## What to work on
Across all the lines below, how many contain the string "women"? Please reply with the number only.

Records from a collection
:::

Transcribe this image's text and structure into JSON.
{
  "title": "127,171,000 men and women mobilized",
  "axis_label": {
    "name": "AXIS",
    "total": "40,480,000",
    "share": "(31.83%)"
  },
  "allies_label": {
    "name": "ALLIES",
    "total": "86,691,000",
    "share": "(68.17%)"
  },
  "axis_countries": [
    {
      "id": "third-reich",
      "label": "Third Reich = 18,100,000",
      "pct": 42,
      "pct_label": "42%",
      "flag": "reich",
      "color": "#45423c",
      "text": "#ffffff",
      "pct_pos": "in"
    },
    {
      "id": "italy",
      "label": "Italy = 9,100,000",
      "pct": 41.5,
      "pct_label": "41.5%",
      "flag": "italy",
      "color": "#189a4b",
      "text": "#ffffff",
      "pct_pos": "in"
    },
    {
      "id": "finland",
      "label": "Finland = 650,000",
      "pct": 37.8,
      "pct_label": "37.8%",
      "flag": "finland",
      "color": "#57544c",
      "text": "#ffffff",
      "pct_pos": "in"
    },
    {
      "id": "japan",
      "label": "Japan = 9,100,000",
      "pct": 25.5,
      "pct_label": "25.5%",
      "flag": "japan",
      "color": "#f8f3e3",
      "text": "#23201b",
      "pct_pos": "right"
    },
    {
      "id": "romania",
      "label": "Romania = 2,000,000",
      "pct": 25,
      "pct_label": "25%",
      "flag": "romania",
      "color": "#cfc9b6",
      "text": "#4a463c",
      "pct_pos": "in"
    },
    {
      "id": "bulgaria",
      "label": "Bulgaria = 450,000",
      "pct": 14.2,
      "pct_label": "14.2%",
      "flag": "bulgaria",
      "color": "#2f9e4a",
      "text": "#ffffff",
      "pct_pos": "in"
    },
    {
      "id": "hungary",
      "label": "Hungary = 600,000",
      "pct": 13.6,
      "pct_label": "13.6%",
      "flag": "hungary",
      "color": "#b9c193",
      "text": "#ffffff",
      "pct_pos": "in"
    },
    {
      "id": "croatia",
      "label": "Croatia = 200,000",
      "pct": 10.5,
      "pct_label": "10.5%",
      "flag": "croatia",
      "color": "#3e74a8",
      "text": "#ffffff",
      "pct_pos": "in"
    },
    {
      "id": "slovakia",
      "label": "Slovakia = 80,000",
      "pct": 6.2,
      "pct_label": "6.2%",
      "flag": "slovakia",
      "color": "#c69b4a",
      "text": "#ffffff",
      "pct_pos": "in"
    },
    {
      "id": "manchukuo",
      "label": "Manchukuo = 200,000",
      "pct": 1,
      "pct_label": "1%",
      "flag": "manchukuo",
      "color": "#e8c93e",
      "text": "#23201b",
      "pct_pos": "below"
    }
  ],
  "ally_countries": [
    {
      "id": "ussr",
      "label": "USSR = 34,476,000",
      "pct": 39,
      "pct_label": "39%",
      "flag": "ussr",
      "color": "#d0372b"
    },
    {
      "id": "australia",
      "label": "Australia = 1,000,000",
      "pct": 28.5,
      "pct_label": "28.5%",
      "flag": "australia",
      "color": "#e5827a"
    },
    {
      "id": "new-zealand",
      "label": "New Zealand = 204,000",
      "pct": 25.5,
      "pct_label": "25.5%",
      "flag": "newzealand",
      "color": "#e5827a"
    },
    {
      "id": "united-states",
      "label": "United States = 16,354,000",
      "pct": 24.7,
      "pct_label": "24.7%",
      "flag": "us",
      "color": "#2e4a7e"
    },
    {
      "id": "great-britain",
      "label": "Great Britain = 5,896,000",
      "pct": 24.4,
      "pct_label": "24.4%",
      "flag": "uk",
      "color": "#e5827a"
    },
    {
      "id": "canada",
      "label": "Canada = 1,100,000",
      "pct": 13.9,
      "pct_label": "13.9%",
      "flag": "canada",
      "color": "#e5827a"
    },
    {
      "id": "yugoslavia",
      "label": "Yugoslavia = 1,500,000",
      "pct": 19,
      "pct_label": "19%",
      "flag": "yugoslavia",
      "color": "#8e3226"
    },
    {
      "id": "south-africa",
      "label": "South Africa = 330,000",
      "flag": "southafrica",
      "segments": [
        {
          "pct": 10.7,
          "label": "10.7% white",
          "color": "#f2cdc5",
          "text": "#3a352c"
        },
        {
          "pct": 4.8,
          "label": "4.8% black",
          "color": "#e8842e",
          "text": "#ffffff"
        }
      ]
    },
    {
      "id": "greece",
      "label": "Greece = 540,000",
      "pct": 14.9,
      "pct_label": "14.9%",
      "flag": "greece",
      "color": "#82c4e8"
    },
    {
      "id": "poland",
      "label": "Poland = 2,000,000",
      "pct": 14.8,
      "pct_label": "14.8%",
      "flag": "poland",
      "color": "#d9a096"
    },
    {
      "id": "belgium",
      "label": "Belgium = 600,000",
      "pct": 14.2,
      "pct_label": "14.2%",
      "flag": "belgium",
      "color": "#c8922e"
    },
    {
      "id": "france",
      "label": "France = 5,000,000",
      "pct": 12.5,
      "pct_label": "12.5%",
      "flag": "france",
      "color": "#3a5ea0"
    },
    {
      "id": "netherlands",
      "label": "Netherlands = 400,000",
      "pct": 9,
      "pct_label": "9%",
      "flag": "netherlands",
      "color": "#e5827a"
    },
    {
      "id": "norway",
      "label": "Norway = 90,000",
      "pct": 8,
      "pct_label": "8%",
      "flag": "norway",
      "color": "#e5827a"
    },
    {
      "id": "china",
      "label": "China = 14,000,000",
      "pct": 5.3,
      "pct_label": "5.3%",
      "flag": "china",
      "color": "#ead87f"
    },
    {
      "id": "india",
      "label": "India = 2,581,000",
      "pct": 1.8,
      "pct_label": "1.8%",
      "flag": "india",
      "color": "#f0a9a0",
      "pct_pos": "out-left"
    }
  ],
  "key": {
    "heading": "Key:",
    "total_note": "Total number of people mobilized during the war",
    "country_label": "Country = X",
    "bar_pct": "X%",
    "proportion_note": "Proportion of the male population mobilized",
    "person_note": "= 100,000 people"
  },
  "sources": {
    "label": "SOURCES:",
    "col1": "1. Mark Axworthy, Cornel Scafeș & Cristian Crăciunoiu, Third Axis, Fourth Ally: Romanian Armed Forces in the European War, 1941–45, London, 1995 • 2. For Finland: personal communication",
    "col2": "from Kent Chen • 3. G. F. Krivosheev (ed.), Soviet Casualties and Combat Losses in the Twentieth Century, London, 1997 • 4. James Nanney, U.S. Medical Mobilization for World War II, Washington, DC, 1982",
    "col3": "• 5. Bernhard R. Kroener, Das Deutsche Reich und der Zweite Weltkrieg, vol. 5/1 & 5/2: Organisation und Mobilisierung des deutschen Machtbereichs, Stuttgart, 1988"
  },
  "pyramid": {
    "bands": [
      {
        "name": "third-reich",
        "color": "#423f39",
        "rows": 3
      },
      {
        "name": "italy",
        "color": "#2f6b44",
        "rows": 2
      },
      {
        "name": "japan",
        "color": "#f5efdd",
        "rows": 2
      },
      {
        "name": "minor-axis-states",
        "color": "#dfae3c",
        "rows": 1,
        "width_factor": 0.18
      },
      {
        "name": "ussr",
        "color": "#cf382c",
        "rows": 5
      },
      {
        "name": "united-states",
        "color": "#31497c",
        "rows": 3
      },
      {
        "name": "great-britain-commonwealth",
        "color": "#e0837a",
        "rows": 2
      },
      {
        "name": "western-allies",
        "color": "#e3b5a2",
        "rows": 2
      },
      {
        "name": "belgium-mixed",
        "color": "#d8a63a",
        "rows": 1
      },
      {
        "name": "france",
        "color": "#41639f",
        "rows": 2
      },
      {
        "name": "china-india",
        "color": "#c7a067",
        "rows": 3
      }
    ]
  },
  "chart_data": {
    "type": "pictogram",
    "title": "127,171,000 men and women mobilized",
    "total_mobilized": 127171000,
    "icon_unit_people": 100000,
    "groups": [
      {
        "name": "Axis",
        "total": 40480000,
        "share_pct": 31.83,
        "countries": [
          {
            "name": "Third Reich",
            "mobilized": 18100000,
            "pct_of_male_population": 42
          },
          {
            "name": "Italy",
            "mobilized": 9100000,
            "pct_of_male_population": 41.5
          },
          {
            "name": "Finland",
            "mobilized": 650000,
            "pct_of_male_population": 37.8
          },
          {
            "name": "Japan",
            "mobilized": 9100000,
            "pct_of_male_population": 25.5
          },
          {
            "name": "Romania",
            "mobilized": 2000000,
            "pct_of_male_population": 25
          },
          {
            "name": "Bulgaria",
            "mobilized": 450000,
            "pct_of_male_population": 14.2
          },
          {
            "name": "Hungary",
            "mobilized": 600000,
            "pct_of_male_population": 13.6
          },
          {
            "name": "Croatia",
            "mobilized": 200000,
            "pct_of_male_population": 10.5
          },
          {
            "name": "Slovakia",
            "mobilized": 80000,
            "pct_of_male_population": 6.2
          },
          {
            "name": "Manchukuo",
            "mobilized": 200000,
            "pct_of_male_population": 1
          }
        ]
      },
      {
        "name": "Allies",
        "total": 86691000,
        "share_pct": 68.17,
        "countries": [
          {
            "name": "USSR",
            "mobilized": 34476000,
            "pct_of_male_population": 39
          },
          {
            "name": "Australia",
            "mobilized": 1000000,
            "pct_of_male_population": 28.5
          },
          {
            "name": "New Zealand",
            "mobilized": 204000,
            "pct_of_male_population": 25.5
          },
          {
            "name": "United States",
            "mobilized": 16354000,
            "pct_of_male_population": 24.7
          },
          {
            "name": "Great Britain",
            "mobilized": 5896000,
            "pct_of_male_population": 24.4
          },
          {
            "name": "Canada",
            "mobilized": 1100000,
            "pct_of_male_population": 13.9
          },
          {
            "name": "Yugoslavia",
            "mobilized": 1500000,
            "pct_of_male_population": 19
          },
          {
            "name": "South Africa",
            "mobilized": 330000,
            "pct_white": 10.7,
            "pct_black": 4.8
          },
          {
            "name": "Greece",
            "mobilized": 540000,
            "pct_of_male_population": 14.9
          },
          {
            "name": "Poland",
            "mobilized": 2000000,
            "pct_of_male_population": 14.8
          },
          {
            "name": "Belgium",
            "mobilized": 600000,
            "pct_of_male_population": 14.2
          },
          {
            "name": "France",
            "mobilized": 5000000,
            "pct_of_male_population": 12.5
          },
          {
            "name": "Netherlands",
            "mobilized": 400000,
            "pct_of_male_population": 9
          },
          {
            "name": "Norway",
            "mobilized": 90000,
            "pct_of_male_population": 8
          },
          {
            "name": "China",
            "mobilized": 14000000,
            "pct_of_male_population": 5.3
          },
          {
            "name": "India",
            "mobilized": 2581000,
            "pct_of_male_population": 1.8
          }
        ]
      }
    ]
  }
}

:::

## Result of this exercise
2